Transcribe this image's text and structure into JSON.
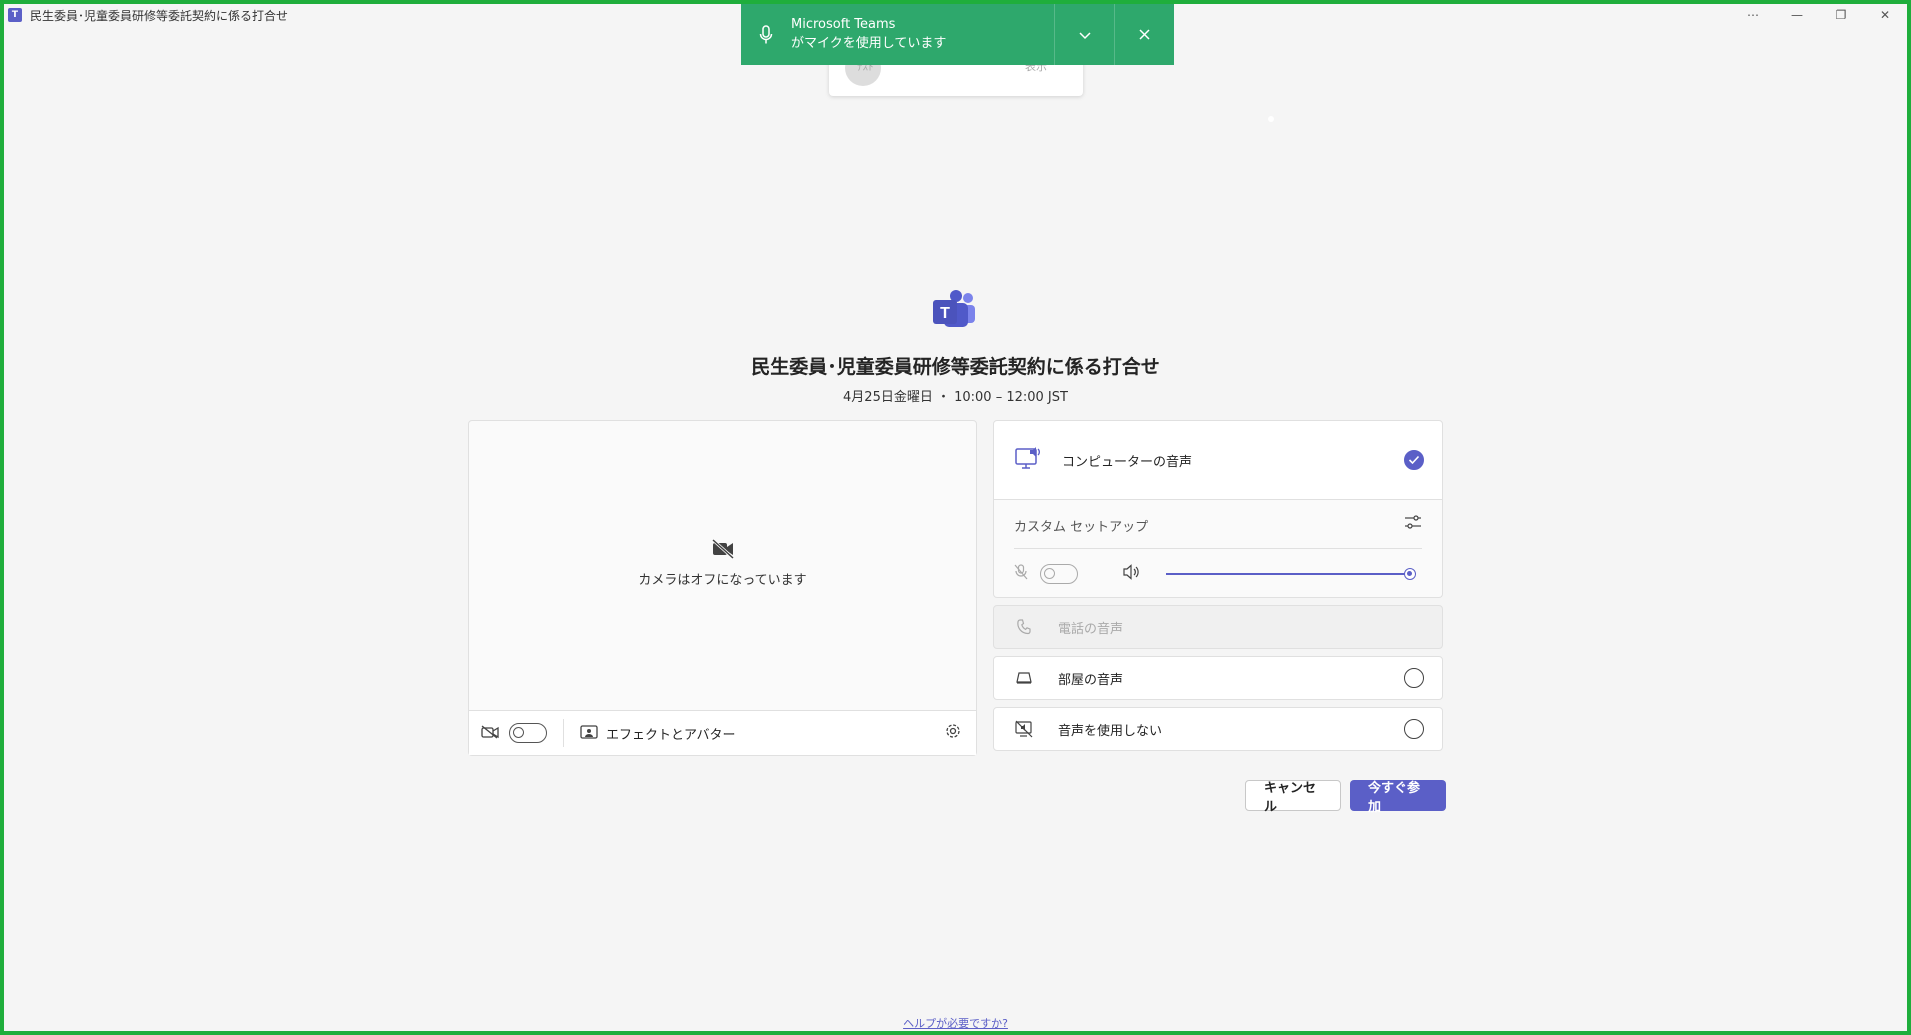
{
  "window": {
    "title": "民生委員･児童委員研修等委託契約に係る打合せ",
    "app_icon_letter": "T",
    "controls": [
      "⋯",
      "—",
      "❐",
      "✕"
    ]
  },
  "background_card": {
    "left_text": "ﾃｽﾄ",
    "right_text": "表示"
  },
  "toast": {
    "app": "Microsoft Teams",
    "message": "がマイクを使用しています",
    "accent": "#2ea86c"
  },
  "meeting": {
    "title": "民生委員･児童委員研修等委託契約に係る打合せ",
    "time": "4月25日金曜日 ・ 10:00 – 12:00 JST"
  },
  "video": {
    "camera_off_label": "カメラはオフになっています",
    "effects_label": "エフェクトとアバター"
  },
  "audio": {
    "computer_audio": "コンピューターの音声",
    "custom_setup": "カスタム セットアップ",
    "volume_level": 1.0,
    "phone_audio": "電話の音声",
    "room_audio": "部屋の音声",
    "no_audio": "音声を使用しない",
    "selected": "computer_audio",
    "accent": "#5b5fc7"
  },
  "actions": {
    "cancel": "キャンセル",
    "join": "今すぐ参加"
  },
  "help_link": "ヘルプが必要ですか?"
}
•••••
• **Task goal**: Output each line exactly; omit every picture.

• **Written answer**:
Transcribe this image's text and structure into JSON.
{
  "window": {
    "title": "民生委員･児童委員研修等委託契約に係る打合せ",
    "app_icon_letter": "T",
    "controls": [
      "⋯",
      "—",
      "❐",
      "✕"
    ]
  },
  "background_card": {
    "left_text": "ﾃｽﾄ",
    "right_text": "表示"
  },
  "toast": {
    "app": "Microsoft Teams",
    "message": "がマイクを使用しています",
    "accent": "#2ea86c"
  },
  "meeting": {
    "title": "民生委員･児童委員研修等委託契約に係る打合せ",
    "time": "4月25日金曜日 ・ 10:00 – 12:00 JST"
  },
  "video": {
    "camera_off_label": "カメラはオフになっています",
    "effects_label": "エフェクトとアバター"
  },
  "audio": {
    "computer_audio": "コンピューターの音声",
    "custom_setup": "カスタム セットアップ",
    "volume_level": 1.0,
    "phone_audio": "電話の音声",
    "room_audio": "部屋の音声",
    "no_audio": "音声を使用しない",
    "selected": "computer_audio",
    "accent": "#5b5fc7"
  },
  "actions": {
    "cancel": "キャンセル",
    "join": "今すぐ参加"
  },
  "help_link": "ヘルプが必要ですか?"
}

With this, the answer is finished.